Figure content listings:

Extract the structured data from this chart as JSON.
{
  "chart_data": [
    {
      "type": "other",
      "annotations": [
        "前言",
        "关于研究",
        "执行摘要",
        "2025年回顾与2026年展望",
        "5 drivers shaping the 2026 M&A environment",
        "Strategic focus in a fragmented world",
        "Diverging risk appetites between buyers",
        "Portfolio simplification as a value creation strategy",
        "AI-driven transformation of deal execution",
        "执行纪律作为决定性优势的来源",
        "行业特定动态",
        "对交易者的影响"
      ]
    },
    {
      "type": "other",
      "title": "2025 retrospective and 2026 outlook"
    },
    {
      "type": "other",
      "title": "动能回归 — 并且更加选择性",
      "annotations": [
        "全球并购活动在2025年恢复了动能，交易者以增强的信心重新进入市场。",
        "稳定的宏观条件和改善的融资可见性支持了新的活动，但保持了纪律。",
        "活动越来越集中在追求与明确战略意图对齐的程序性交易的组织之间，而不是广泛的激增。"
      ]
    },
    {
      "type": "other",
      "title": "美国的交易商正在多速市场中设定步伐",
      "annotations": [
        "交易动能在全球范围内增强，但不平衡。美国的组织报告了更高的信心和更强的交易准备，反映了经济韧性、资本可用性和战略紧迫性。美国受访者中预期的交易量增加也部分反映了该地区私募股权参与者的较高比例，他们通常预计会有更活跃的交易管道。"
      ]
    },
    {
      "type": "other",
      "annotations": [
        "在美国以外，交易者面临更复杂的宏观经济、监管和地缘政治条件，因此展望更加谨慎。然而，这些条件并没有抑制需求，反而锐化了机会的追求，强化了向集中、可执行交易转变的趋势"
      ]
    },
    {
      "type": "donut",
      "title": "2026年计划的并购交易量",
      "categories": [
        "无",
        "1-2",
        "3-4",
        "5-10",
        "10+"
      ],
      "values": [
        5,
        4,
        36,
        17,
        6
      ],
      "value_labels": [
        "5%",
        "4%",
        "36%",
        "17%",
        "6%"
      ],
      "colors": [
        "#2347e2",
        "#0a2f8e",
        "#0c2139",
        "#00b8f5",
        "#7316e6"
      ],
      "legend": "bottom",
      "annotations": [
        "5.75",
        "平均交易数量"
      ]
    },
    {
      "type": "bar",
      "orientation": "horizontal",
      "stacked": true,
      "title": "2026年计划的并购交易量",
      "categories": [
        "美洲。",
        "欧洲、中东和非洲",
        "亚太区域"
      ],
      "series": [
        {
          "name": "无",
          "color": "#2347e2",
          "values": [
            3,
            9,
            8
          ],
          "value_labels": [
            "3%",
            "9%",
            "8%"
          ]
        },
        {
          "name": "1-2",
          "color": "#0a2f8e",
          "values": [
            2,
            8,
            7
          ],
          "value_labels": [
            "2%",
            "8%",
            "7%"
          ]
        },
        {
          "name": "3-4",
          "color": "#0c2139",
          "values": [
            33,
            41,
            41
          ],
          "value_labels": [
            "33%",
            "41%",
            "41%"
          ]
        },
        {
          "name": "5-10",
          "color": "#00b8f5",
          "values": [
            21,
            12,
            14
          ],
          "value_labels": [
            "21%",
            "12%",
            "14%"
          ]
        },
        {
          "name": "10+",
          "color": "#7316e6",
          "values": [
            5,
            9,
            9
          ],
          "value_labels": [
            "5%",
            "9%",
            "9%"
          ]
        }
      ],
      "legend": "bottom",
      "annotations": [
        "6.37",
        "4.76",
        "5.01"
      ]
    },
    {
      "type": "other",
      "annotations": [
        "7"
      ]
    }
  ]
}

## INSTRUCTIONS TO FOLLOW
Copy every line in the entries above that has the string "title" in it.

## COMPLETED TASK
      "title": "2025 retrospective and 2026 outlook"
      "title": "动能回归 — 并且更加选择性",
      "title": "美国的交易商正在多速市场中设定步伐",
      "title": "2026年计划的并购交易量",
      "title": "2026年计划的并购交易量",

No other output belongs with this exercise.